**Records supplied:**
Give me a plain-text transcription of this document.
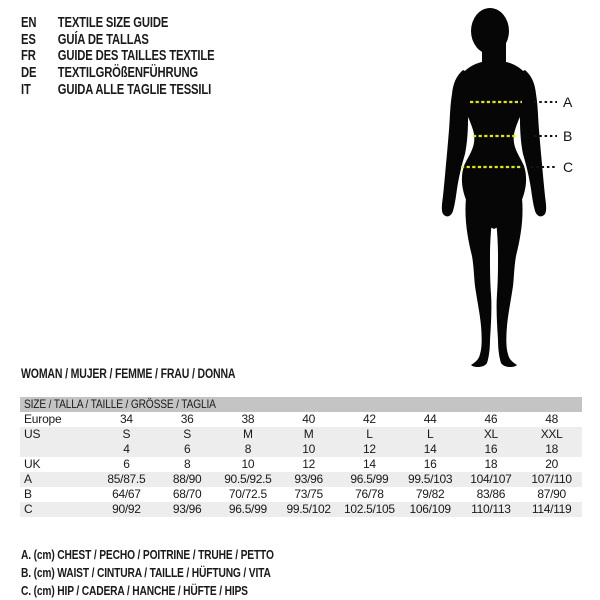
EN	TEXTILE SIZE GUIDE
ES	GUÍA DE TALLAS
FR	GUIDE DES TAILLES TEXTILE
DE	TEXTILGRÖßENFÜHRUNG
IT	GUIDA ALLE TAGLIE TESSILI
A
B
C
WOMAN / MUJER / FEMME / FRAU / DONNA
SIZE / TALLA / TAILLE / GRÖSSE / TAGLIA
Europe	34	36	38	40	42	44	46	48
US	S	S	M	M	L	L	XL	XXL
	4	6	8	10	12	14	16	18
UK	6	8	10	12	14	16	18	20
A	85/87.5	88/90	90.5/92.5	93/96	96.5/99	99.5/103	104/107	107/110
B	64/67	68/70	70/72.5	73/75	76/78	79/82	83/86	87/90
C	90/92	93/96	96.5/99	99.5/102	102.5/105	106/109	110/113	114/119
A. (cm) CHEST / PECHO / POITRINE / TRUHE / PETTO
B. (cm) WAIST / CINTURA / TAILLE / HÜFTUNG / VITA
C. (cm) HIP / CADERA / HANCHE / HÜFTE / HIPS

**Problem:** Leaving all pictures aside, quote each record exactly.

**Response:**
Give me a plain-text transcription of this document.
EN	TEXTILE SIZE GUIDE
ES	GUÍA DE TALLAS
FR	GUIDE DES TAILLES TEXTILE
DE	TEXTILGRÖßENFÜHRUNG
IT	GUIDA ALLE TAGLIE TESSILI
A
B
C
WOMAN / MUJER / FEMME / FRAU / DONNA
SIZE / TALLA / TAILLE / GRÖSSE / TAGLIA
Europe	34	36	38	40	42	44	46	48
US	S	S	M	M	L	L	XL	XXL
	4	6	8	10	12	14	16	18
UK	6	8	10	12	14	16	18	20
A	85/87.5	88/90	90.5/92.5	93/96	96.5/99	99.5/103	104/107	107/110
B	64/67	68/70	70/72.5	73/75	76/78	79/82	83/86	87/90
C	90/92	93/96	96.5/99	99.5/102	102.5/105	106/109	110/113	114/119
A. (cm) CHEST / PECHO / POITRINE / TRUHE / PETTO
B. (cm) WAIST / CINTURA / TAILLE / HÜFTUNG / VITA
C. (cm) HIP / CADERA / HANCHE / HÜFTE / HIPS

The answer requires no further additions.